* **EXERCISE DETAILS**
Can you write out all the lines word for word, with no pictures?

* **LISTING**
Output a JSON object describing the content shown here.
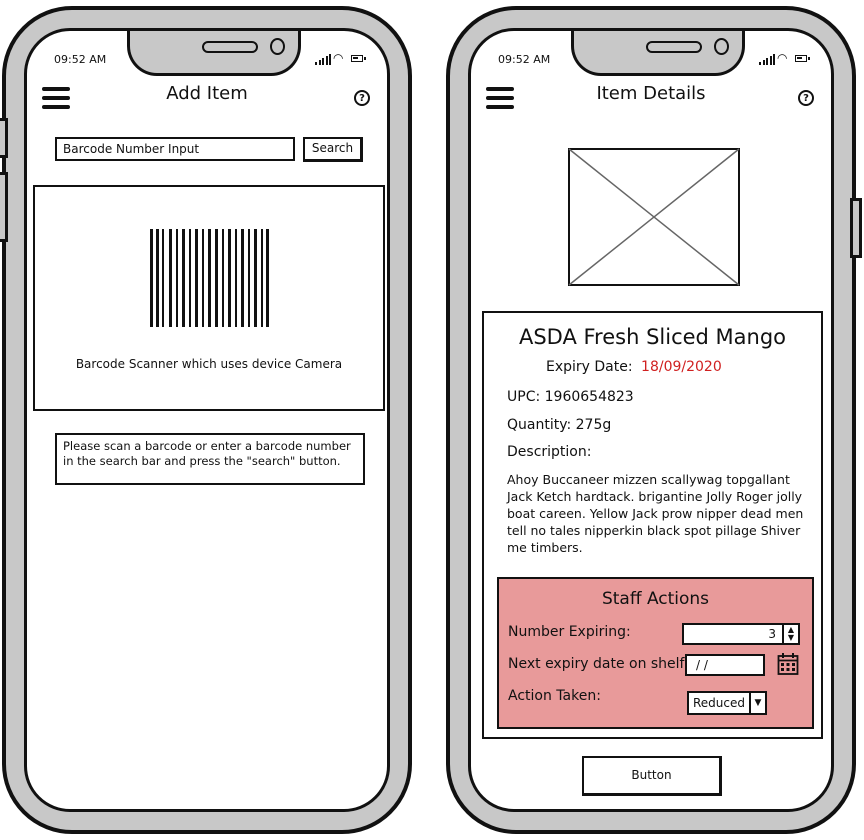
{
  "left_phone": {
    "status_time": "09:52 AM",
    "title": "Add Item",
    "help_icon": "?",
    "search_input_value": "Barcode Number Input",
    "search_button": "Search",
    "scanner_caption": "Barcode Scanner which uses device Camera",
    "instructions": "Please scan a barcode or enter a barcode number in the search bar and press the \"search\" button."
  },
  "right_phone": {
    "status_time": "09:52 AM",
    "title": "Item Details",
    "help_icon": "?",
    "product_name": "ASDA Fresh Sliced Mango",
    "expiry_label": "Expiry Date:",
    "expiry_value": "18/09/2020",
    "upc": "UPC: 1960654823",
    "quantity": "Quantity: 275g",
    "description_label": "Description:",
    "description": "Ahoy Buccaneer mizzen scallywag topgallant Jack Ketch hardtack. brigantine Jolly Roger jolly boat careen. Yellow Jack prow nipper dead men tell no tales nipperkin black spot pillage Shiver me timbers.",
    "staff": {
      "title": "Staff Actions",
      "number_expiring_label": "Number Expiring:",
      "number_expiring_value": "3",
      "next_expiry_label": "Next expiry date on shelf:",
      "next_expiry_value": "/ /",
      "action_label": "Action Taken:",
      "action_value": "Reduced"
    },
    "button": "Button"
  },
  "colors": {
    "expiry_red": "#d02020",
    "staff_panel": "#e89a9a",
    "phone_frame": "#c8c8c8"
  },
  "icons": [
    "menu-icon",
    "help-icon",
    "signal-icon",
    "wifi-icon",
    "battery-icon",
    "calendar-icon",
    "chevron-down-icon",
    "spinner-icon",
    "image-placeholder-icon",
    "barcode-icon"
  ]
}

* **WORKED ANSWER**
Output a JSON object describing the content shown here.
{
  "left_phone": {
    "status_time": "09:52 AM",
    "title": "Add Item",
    "help_icon": "?",
    "search_input_value": "Barcode Number Input",
    "search_button": "Search",
    "scanner_caption": "Barcode Scanner which uses device Camera",
    "instructions": "Please scan a barcode or enter a barcode number in the search bar and press the \"search\" button."
  },
  "right_phone": {
    "status_time": "09:52 AM",
    "title": "Item Details",
    "help_icon": "?",
    "product_name": "ASDA Fresh Sliced Mango",
    "expiry_label": "Expiry Date:",
    "expiry_value": "18/09/2020",
    "upc": "UPC: 1960654823",
    "quantity": "Quantity: 275g",
    "description_label": "Description:",
    "description": "Ahoy Buccaneer mizzen scallywag topgallant Jack Ketch hardtack. brigantine Jolly Roger jolly boat careen. Yellow Jack prow nipper dead men tell no tales nipperkin black spot pillage Shiver me timbers.",
    "staff": {
      "title": "Staff Actions",
      "number_expiring_label": "Number Expiring:",
      "number_expiring_value": "3",
      "next_expiry_label": "Next expiry date on shelf:",
      "next_expiry_value": "/ /",
      "action_label": "Action Taken:",
      "action_value": "Reduced"
    },
    "button": "Button"
  },
  "colors": {
    "expiry_red": "#d02020",
    "staff_panel": "#e89a9a",
    "phone_frame": "#c8c8c8"
  },
  "icons": [
    "menu-icon",
    "help-icon",
    "signal-icon",
    "wifi-icon",
    "battery-icon",
    "calendar-icon",
    "chevron-down-icon",
    "spinner-icon",
    "image-placeholder-icon",
    "barcode-icon"
  ]
}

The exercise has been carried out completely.